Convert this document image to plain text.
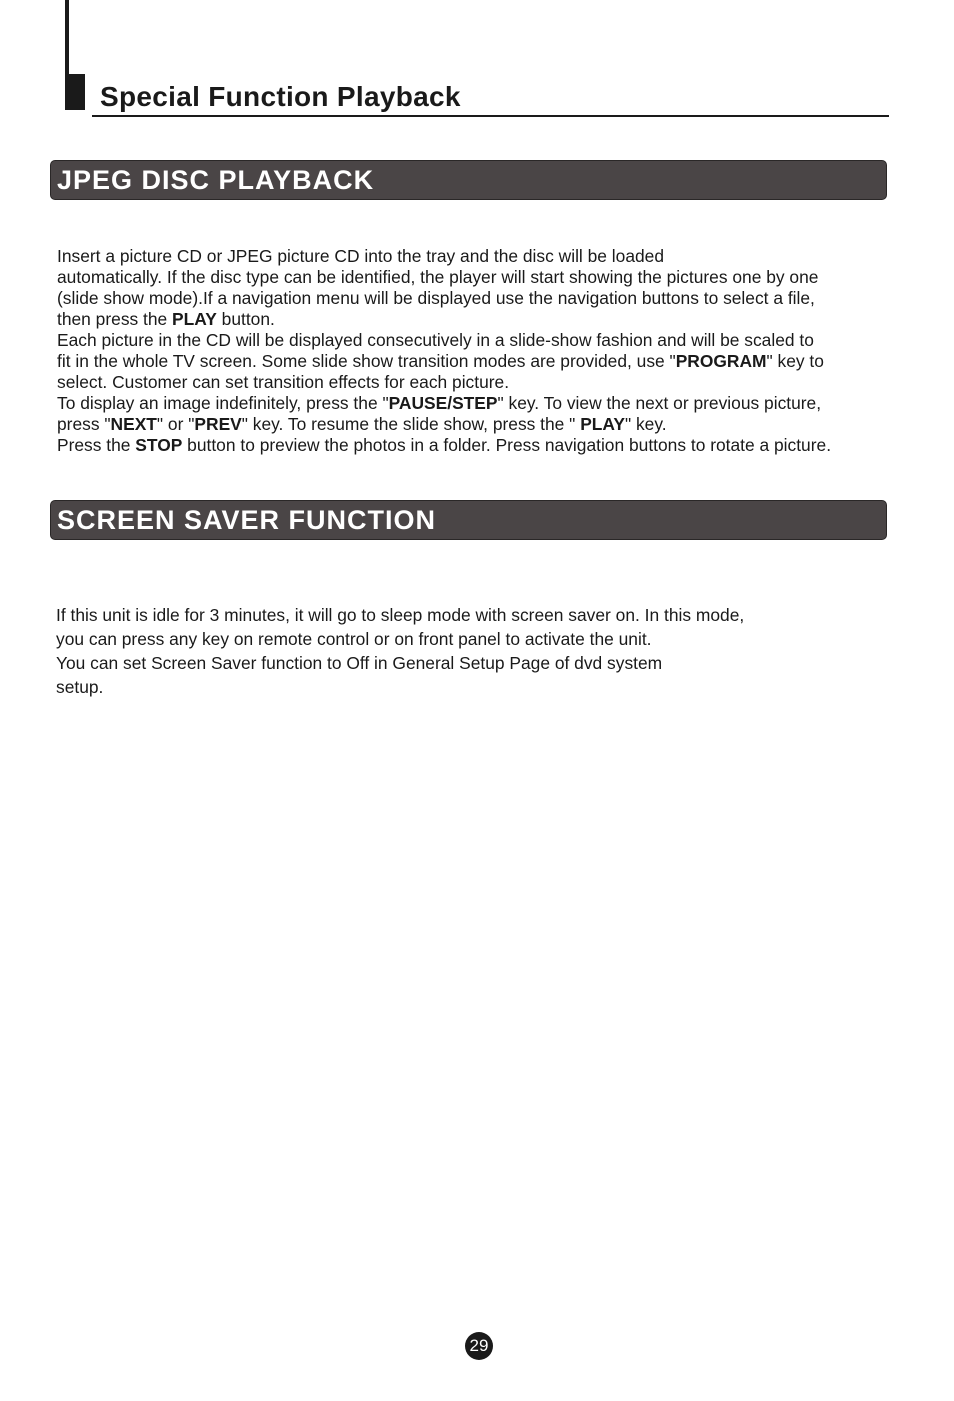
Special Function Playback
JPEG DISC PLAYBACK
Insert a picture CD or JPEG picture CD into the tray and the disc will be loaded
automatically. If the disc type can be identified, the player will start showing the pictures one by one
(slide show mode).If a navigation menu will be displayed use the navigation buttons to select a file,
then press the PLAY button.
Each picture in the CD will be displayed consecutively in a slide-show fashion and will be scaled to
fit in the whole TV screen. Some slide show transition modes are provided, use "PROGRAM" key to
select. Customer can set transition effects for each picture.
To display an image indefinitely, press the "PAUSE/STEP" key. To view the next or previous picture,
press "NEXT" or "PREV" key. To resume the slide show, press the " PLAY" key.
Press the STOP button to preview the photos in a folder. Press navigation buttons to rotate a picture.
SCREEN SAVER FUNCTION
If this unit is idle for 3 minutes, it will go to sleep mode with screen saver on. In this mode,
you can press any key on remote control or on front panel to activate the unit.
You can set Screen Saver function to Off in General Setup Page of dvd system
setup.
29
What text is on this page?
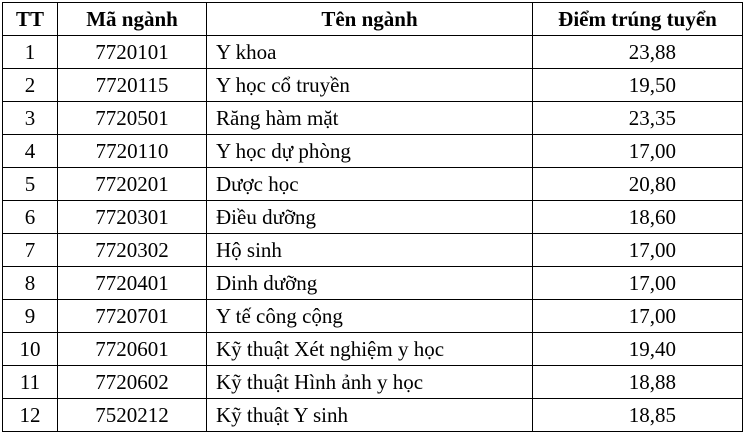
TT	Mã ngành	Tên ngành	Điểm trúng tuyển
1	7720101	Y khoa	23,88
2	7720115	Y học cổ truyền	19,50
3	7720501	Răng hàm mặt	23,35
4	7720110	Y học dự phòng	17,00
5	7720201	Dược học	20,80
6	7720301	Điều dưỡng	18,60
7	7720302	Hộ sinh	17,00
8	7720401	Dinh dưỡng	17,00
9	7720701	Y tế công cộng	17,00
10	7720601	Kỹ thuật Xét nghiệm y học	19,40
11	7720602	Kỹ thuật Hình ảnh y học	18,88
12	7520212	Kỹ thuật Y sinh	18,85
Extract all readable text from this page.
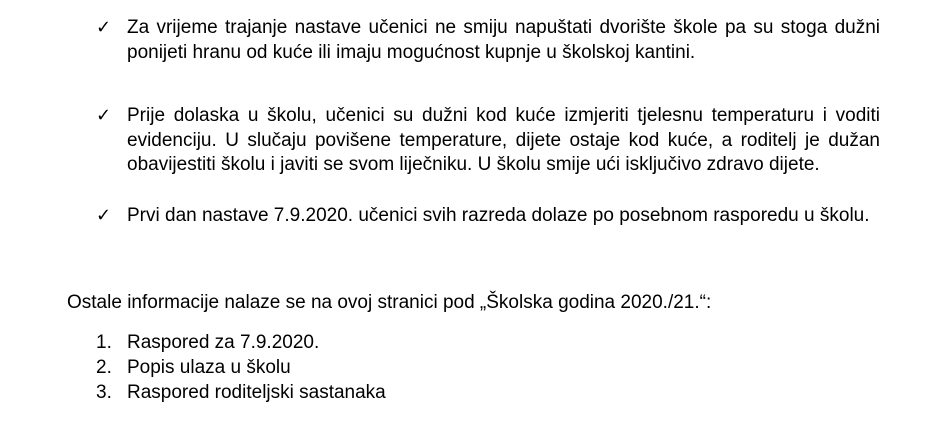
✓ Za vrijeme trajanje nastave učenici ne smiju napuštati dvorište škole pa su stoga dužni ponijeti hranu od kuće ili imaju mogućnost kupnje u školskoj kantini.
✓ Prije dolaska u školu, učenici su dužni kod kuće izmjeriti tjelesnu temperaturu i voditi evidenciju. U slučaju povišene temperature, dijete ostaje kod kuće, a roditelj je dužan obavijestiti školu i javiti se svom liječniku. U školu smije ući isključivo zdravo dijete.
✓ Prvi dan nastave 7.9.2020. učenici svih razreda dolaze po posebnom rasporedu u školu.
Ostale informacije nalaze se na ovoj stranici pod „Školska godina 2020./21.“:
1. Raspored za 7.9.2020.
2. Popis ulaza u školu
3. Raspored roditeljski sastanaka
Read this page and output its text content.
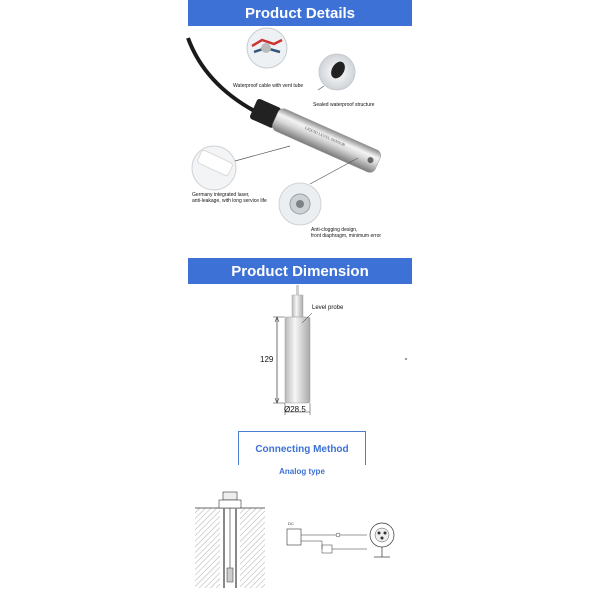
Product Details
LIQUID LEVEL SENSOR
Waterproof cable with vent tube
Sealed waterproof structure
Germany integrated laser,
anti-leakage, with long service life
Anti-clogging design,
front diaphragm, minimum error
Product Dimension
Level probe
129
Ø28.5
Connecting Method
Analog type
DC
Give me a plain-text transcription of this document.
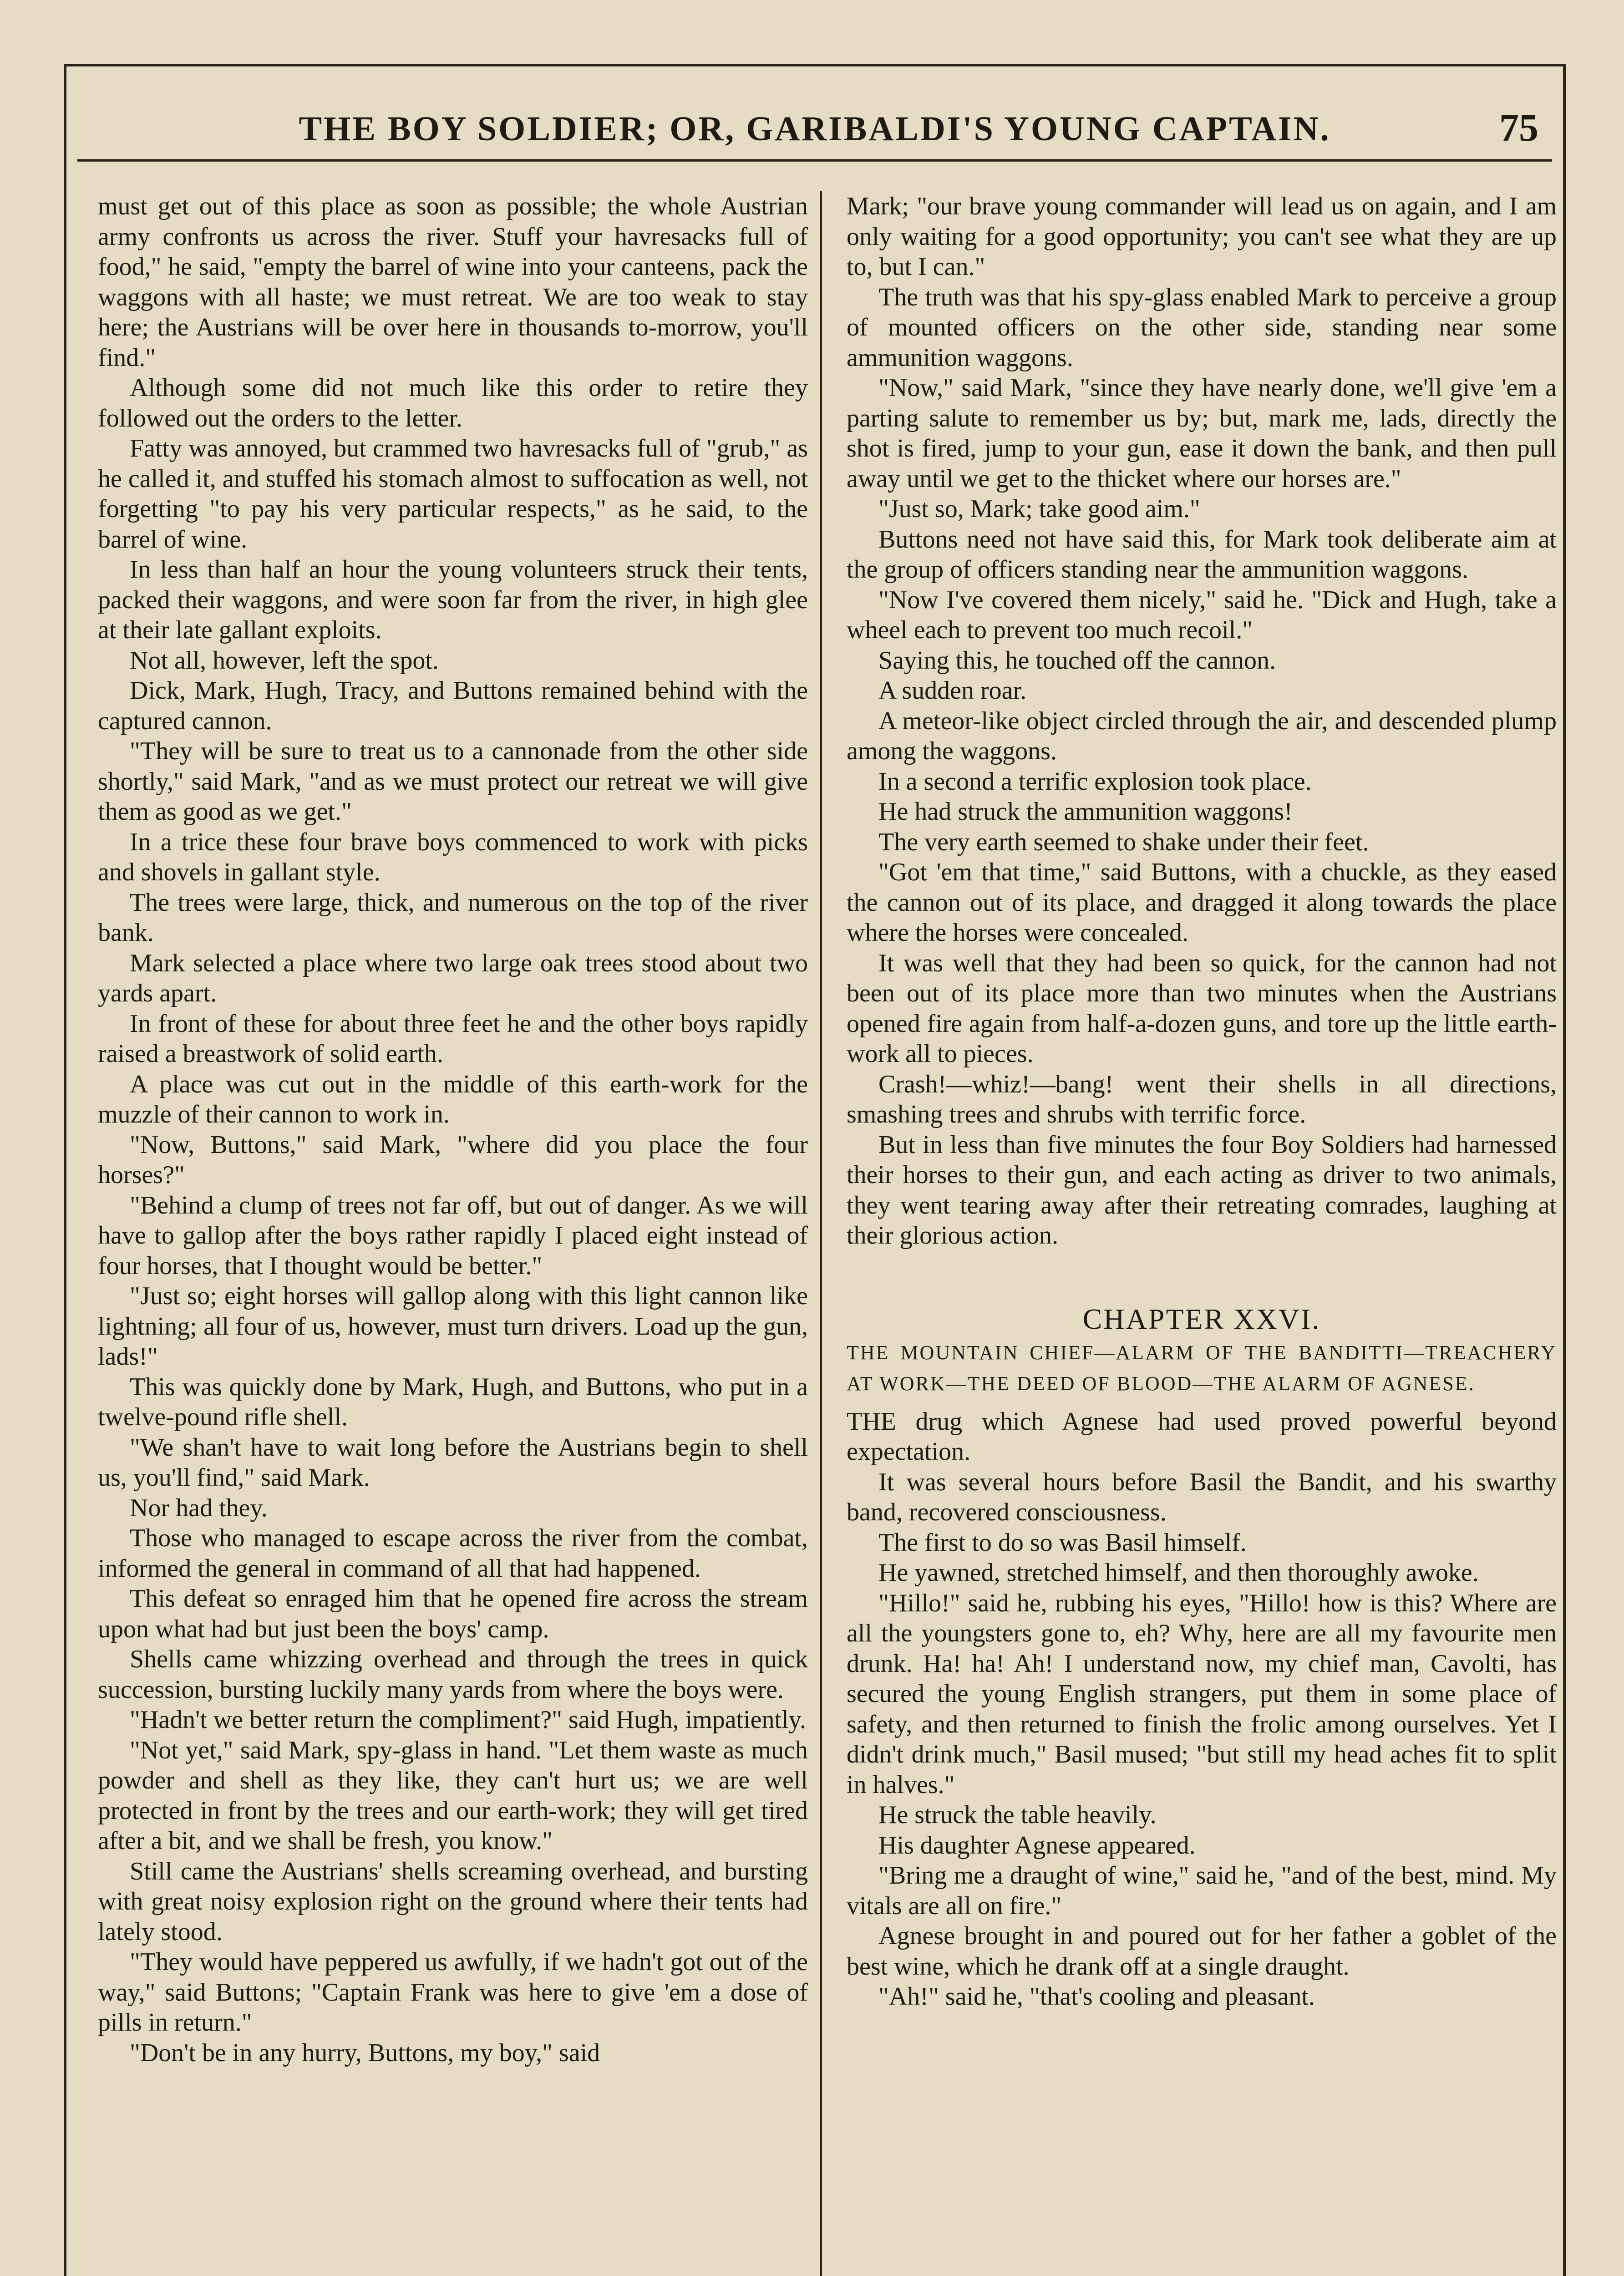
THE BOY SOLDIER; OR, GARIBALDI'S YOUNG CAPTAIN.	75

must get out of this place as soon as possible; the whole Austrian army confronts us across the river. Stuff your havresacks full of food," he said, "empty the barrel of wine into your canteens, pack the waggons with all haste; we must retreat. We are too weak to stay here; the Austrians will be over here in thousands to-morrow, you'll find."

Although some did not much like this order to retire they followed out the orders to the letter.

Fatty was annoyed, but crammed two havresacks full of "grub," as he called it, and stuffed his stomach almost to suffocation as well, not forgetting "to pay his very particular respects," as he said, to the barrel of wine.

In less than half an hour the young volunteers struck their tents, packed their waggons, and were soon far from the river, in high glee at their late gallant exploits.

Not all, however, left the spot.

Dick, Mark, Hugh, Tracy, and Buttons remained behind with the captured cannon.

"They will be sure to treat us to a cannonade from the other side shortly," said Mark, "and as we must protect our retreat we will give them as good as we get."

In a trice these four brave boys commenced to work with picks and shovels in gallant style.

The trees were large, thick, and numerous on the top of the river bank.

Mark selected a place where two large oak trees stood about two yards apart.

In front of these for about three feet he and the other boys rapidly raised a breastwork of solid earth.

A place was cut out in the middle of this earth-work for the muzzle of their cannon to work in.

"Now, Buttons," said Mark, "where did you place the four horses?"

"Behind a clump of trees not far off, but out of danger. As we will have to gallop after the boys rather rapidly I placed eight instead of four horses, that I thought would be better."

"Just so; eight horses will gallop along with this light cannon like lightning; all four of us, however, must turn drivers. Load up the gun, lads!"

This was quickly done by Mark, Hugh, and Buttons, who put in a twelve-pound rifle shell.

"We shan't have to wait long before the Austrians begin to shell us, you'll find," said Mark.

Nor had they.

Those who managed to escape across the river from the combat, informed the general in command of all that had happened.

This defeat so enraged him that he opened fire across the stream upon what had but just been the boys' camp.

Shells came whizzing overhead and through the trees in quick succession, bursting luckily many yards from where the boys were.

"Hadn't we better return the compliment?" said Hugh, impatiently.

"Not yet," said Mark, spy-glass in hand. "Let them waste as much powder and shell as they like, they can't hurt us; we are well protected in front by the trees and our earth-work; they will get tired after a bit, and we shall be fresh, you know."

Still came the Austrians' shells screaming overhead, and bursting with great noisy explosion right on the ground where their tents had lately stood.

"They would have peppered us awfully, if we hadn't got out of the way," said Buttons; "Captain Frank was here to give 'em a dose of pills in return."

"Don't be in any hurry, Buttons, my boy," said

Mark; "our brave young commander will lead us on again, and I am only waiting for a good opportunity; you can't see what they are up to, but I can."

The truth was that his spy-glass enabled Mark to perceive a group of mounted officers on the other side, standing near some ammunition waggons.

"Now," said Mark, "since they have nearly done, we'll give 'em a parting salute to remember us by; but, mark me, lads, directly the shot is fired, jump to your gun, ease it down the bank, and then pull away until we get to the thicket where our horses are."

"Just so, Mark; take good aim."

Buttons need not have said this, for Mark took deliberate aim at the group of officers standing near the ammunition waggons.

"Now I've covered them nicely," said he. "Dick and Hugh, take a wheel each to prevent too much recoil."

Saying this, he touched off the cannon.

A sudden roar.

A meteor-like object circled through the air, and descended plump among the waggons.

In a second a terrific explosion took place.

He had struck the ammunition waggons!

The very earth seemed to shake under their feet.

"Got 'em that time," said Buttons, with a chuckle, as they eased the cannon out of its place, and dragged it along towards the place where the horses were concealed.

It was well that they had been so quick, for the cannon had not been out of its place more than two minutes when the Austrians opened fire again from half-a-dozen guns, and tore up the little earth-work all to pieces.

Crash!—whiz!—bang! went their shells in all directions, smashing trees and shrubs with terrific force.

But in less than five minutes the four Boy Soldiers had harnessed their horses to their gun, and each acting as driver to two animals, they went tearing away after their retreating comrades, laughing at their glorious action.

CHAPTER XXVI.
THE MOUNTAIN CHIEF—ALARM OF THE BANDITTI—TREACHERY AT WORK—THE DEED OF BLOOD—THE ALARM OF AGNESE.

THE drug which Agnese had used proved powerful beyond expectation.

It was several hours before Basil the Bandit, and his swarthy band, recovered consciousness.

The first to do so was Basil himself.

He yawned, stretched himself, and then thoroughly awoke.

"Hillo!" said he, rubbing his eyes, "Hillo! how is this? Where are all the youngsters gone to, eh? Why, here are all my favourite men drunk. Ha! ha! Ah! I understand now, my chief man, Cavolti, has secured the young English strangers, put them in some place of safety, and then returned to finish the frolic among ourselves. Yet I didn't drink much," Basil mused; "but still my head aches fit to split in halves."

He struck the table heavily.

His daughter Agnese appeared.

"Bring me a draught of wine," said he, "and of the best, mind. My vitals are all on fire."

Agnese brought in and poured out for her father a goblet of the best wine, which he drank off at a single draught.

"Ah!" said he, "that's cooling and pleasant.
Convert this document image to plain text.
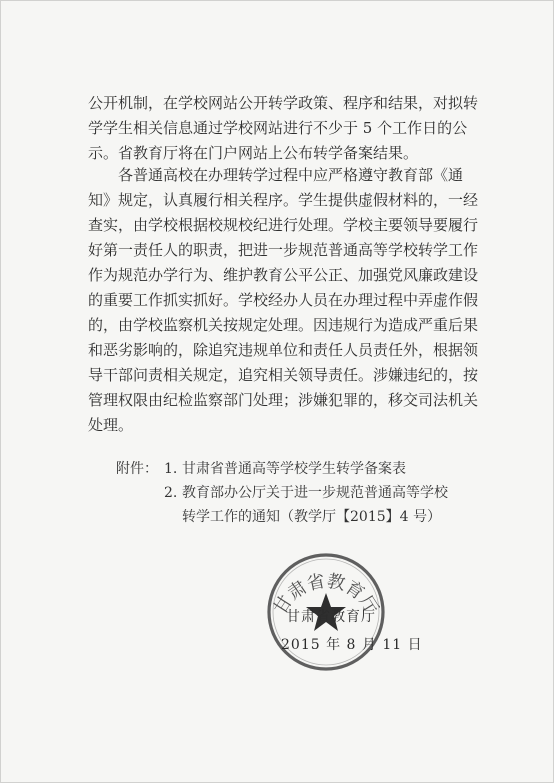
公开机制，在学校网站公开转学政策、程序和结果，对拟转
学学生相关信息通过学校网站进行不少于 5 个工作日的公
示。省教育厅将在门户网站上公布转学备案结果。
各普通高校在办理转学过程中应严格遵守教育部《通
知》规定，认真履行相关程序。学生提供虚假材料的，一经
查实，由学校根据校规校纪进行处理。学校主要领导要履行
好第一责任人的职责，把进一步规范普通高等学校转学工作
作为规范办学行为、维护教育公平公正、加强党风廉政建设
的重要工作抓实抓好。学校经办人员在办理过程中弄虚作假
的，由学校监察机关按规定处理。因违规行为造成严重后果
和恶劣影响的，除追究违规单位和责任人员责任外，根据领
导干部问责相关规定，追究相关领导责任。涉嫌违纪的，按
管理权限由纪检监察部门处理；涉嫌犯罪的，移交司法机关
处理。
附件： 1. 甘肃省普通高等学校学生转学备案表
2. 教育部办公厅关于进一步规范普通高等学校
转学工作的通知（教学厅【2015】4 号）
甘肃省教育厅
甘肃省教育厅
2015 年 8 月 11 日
§
## Exercise objective
Gather up, from the records above, each line where the word "best" appears.

## The output
"Bring me a draught of wine," said he, "and of the best, mind. My vitals are all on fire."
Agnese brought in and poured out for her father a goblet of the best wine, which he drank off at a single draught.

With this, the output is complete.